**To be done**
Extract the full set of records, then give each one again exactly.

**Data supplied**
________________________

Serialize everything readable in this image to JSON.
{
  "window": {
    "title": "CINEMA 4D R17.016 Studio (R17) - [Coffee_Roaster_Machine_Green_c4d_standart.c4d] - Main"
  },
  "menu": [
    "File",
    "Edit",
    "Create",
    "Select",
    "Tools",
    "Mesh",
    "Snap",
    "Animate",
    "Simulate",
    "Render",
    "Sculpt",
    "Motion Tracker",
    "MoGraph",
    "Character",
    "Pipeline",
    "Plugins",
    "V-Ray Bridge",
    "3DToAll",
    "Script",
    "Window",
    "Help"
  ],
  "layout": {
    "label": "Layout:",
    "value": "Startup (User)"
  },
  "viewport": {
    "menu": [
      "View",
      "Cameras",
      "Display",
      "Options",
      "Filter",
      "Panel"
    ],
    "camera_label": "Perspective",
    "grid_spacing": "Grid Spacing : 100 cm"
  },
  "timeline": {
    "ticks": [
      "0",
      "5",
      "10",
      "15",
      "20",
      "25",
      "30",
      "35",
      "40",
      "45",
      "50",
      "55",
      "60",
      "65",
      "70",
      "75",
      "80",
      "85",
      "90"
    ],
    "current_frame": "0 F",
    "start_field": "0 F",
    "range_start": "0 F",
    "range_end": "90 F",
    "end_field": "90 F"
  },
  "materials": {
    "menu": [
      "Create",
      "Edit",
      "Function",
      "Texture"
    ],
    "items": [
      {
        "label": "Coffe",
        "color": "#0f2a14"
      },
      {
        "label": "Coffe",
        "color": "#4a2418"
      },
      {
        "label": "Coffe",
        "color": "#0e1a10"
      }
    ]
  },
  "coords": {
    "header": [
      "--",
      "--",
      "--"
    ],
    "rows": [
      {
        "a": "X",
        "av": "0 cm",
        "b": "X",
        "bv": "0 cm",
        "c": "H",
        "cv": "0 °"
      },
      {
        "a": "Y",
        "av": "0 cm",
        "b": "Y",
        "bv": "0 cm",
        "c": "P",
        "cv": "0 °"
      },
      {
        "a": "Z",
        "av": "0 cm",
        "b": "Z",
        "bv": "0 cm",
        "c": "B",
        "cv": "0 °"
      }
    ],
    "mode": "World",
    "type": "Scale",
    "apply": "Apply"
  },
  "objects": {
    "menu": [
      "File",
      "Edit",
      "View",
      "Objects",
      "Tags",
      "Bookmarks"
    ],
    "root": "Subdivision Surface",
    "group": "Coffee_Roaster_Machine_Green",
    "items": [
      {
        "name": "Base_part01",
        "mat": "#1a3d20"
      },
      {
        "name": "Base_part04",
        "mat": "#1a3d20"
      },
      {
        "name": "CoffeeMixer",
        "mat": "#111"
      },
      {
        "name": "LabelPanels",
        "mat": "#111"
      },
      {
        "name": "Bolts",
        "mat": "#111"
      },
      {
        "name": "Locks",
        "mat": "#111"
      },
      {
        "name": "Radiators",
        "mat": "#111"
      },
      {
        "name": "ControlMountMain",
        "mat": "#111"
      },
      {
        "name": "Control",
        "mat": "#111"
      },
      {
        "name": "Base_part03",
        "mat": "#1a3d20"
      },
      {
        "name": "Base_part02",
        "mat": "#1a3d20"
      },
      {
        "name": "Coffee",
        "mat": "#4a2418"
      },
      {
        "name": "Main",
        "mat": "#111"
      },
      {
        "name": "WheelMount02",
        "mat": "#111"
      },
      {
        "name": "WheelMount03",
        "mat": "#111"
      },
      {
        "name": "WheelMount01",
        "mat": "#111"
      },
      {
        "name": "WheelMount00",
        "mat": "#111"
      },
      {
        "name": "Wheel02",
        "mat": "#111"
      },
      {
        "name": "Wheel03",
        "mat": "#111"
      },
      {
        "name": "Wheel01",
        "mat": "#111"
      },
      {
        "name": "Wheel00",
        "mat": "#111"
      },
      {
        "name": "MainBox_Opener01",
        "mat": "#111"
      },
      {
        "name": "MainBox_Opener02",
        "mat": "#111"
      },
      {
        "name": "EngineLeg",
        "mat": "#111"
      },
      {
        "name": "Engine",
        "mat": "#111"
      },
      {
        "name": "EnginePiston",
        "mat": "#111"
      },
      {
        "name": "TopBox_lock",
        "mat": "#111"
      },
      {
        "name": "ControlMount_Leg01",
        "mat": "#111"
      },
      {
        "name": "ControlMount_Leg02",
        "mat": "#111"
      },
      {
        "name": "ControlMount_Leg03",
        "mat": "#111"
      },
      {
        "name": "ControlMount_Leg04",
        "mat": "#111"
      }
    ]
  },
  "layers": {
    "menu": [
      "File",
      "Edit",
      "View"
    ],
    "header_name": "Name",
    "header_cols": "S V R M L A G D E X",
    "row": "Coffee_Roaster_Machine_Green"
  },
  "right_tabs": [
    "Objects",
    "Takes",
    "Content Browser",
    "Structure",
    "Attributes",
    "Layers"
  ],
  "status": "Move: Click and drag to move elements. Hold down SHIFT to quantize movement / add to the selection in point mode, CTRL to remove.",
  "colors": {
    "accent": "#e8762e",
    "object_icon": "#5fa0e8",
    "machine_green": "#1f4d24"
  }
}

________________________

**Solution to this exercise**
Serialize everything readable in this image to JSON.
{
  "window": {
    "title": "CINEMA 4D R17.016 Studio (R17) - [Coffee_Roaster_Machine_Green_c4d_standart.c4d] - Main"
  },
  "menu": [
    "File",
    "Edit",
    "Create",
    "Select",
    "Tools",
    "Mesh",
    "Snap",
    "Animate",
    "Simulate",
    "Render",
    "Sculpt",
    "Motion Tracker",
    "MoGraph",
    "Character",
    "Pipeline",
    "Plugins",
    "V-Ray Bridge",
    "3DToAll",
    "Script",
    "Window",
    "Help"
  ],
  "layout": {
    "label": "Layout:",
    "value": "Startup (User)"
  },
  "viewport": {
    "menu": [
      "View",
      "Cameras",
      "Display",
      "Options",
      "Filter",
      "Panel"
    ],
    "camera_label": "Perspective",
    "grid_spacing": "Grid Spacing : 100 cm"
  },
  "timeline": {
    "ticks": [
      "0",
      "5",
      "10",
      "15",
      "20",
      "25",
      "30",
      "35",
      "40",
      "45",
      "50",
      "55",
      "60",
      "65",
      "70",
      "75",
      "80",
      "85",
      "90"
    ],
    "current_frame": "0 F",
    "start_field": "0 F",
    "range_start": "0 F",
    "range_end": "90 F",
    "end_field": "90 F"
  },
  "materials": {
    "menu": [
      "Create",
      "Edit",
      "Function",
      "Texture"
    ],
    "items": [
      {
        "label": "Coffe",
        "color": "#0f2a14"
      },
      {
        "label": "Coffe",
        "color": "#4a2418"
      },
      {
        "label": "Coffe",
        "color": "#0e1a10"
      }
    ]
  },
  "coords": {
    "header": [
      "--",
      "--",
      "--"
    ],
    "rows": [
      {
        "a": "X",
        "av": "0 cm",
        "b": "X",
        "bv": "0 cm",
        "c": "H",
        "cv": "0 °"
      },
      {
        "a": "Y",
        "av": "0 cm",
        "b": "Y",
        "bv": "0 cm",
        "c": "P",
        "cv": "0 °"
      },
      {
        "a": "Z",
        "av": "0 cm",
        "b": "Z",
        "bv": "0 cm",
        "c": "B",
        "cv": "0 °"
      }
    ],
    "mode": "World",
    "type": "Scale",
    "apply": "Apply"
  },
  "objects": {
    "menu": [
      "File",
      "Edit",
      "View",
      "Objects",
      "Tags",
      "Bookmarks"
    ],
    "root": "Subdivision Surface",
    "group": "Coffee_Roaster_Machine_Green",
    "items": [
      {
        "name": "Base_part01",
        "mat": "#1a3d20"
      },
      {
        "name": "Base_part04",
        "mat": "#1a3d20"
      },
      {
        "name": "CoffeeMixer",
        "mat": "#111"
      },
      {
        "name": "LabelPanels",
        "mat": "#111"
      },
      {
        "name": "Bolts",
        "mat": "#111"
      },
      {
        "name": "Locks",
        "mat": "#111"
      },
      {
        "name": "Radiators",
        "mat": "#111"
      },
      {
        "name": "ControlMountMain",
        "mat": "#111"
      },
      {
        "name": "Control",
        "mat": "#111"
      },
      {
        "name": "Base_part03",
        "mat": "#1a3d20"
      },
      {
        "name": "Base_part02",
        "mat": "#1a3d20"
      },
      {
        "name": "Coffee",
        "mat": "#4a2418"
      },
      {
        "name": "Main",
        "mat": "#111"
      },
      {
        "name": "WheelMount02",
        "mat": "#111"
      },
      {
        "name": "WheelMount03",
        "mat": "#111"
      },
      {
        "name": "WheelMount01",
        "mat": "#111"
      },
      {
        "name": "WheelMount00",
        "mat": "#111"
      },
      {
        "name": "Wheel02",
        "mat": "#111"
      },
      {
        "name": "Wheel03",
        "mat": "#111"
      },
      {
        "name": "Wheel01",
        "mat": "#111"
      },
      {
        "name": "Wheel00",
        "mat": "#111"
      },
      {
        "name": "MainBox_Opener01",
        "mat": "#111"
      },
      {
        "name": "MainBox_Opener02",
        "mat": "#111"
      },
      {
        "name": "EngineLeg",
        "mat": "#111"
      },
      {
        "name": "Engine",
        "mat": "#111"
      },
      {
        "name": "EnginePiston",
        "mat": "#111"
      },
      {
        "name": "TopBox_lock",
        "mat": "#111"
      },
      {
        "name": "ControlMount_Leg01",
        "mat": "#111"
      },
      {
        "name": "ControlMount_Leg02",
        "mat": "#111"
      },
      {
        "name": "ControlMount_Leg03",
        "mat": "#111"
      },
      {
        "name": "ControlMount_Leg04",
        "mat": "#111"
      }
    ]
  },
  "layers": {
    "menu": [
      "File",
      "Edit",
      "View"
    ],
    "header_name": "Name",
    "header_cols": "S V R M L A G D E X",
    "row": "Coffee_Roaster_Machine_Green"
  },
  "right_tabs": [
    "Objects",
    "Takes",
    "Content Browser",
    "Structure",
    "Attributes",
    "Layers"
  ],
  "status": "Move: Click and drag to move elements. Hold down SHIFT to quantize movement / add to the selection in point mode, CTRL to remove.",
  "colors": {
    "accent": "#e8762e",
    "object_icon": "#5fa0e8",
    "machine_green": "#1f4d24"
  }
}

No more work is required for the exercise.